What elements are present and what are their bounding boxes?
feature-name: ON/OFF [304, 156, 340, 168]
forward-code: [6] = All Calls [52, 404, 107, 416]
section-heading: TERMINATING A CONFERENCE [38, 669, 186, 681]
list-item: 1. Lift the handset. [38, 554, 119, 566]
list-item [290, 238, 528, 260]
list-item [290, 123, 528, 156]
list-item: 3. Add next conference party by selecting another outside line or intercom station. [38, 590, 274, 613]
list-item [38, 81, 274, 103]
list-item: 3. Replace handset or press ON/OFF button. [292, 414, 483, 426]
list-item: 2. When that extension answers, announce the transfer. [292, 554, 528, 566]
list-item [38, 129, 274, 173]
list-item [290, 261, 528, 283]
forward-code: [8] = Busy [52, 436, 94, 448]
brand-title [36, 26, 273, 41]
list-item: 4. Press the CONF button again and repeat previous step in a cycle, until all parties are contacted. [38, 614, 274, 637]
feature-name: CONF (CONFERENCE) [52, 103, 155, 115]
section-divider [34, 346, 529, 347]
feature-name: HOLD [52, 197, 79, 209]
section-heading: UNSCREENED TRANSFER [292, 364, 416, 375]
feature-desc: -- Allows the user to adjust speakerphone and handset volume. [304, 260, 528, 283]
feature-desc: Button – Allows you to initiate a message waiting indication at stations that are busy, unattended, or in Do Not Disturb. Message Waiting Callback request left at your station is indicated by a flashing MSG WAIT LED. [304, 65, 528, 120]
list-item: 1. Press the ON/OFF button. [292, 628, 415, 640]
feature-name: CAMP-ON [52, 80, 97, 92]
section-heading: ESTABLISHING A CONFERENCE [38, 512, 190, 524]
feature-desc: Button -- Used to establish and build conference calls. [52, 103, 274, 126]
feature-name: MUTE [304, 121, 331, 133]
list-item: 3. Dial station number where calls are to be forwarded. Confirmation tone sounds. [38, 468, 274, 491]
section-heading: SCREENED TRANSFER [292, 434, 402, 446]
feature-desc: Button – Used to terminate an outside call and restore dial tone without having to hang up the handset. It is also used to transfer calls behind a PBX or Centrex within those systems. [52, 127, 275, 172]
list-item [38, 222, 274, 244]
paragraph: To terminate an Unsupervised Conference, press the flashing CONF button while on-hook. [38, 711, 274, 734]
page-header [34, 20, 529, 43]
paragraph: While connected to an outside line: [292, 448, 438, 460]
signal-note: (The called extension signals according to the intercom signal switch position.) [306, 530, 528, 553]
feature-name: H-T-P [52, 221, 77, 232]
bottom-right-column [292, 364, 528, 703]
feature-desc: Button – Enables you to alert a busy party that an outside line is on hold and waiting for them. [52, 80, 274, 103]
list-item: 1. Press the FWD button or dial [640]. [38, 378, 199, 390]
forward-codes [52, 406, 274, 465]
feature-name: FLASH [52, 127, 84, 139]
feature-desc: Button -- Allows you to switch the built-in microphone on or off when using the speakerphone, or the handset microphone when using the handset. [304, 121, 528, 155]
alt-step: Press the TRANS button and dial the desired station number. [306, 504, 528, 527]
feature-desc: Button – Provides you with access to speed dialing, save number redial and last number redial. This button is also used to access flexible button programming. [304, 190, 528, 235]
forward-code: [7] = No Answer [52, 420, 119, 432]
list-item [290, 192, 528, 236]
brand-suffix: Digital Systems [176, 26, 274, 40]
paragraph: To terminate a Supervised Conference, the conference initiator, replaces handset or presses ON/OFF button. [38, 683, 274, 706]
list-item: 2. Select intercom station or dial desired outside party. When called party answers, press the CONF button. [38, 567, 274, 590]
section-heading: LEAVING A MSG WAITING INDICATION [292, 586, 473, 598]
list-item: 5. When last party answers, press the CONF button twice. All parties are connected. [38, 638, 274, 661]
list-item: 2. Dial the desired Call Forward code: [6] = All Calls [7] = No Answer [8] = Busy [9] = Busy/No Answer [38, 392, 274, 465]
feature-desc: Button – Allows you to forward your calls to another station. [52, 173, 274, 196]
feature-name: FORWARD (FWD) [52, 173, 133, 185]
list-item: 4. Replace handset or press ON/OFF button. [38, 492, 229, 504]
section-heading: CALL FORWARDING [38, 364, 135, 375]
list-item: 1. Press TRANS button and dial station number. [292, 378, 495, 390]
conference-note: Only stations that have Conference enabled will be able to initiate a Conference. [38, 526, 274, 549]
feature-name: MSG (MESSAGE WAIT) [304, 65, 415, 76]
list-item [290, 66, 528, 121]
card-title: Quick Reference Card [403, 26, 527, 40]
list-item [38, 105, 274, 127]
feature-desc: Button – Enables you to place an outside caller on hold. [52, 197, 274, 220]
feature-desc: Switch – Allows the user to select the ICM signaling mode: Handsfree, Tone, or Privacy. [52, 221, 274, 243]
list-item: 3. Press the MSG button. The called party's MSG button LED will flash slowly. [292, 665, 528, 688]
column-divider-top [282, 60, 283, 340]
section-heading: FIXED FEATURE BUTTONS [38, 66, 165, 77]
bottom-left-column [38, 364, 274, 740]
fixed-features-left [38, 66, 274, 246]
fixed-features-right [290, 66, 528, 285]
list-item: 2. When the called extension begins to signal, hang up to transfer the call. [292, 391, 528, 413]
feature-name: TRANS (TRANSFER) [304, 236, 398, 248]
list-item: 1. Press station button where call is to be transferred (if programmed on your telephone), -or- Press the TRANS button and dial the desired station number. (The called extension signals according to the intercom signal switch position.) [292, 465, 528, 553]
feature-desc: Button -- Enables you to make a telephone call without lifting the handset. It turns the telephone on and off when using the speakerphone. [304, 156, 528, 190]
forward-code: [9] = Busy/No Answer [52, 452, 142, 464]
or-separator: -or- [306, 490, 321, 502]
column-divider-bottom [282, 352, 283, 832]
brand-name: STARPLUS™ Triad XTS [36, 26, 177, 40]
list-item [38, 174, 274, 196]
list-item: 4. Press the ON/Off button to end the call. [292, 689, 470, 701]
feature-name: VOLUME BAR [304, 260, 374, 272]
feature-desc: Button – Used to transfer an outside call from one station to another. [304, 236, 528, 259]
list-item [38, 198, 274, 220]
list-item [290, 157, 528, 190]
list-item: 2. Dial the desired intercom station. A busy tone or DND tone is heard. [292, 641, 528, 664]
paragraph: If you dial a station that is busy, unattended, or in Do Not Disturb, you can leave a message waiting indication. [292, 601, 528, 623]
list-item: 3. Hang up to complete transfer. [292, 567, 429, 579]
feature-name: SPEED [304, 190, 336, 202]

+--

# Exercise
Please reproduce the data character for character, from its first line up to and including the line containing "section-heading: UNSCREENED TRANSFER", and stop there.

# Reply
What elements are present and what are their bounding boxes?
feature-name: ON/OFF [304, 156, 340, 168]
forward-code: [6] = All Calls [52, 404, 107, 416]
section-heading: TERMINATING A CONFERENCE [38, 669, 186, 681]
list-item: 1. Lift the handset. [38, 554, 119, 566]
list-item [290, 238, 528, 260]
list-item [290, 123, 528, 156]
list-item: 3. Add next conference party by selecting another outside line or intercom station. [38, 590, 274, 613]
list-item [38, 81, 274, 103]
list-item: 3. Replace handset or press ON/OFF button. [292, 414, 483, 426]
list-item: 2. When that extension answers, announce the transfer. [292, 554, 528, 566]
list-item [38, 129, 274, 173]
list-item [290, 261, 528, 283]
forward-code: [8] = Busy [52, 436, 94, 448]
brand-title [36, 26, 273, 41]
list-item: 4. Press the CONF button again and repeat previous step in a cycle, until all parties are contacted. [38, 614, 274, 637]
feature-name: CONF (CONFERENCE) [52, 103, 155, 115]
section-divider [34, 346, 529, 347]
feature-name: HOLD [52, 197, 79, 209]
section-heading: UNSCREENED TRANSFER [292, 364, 416, 375]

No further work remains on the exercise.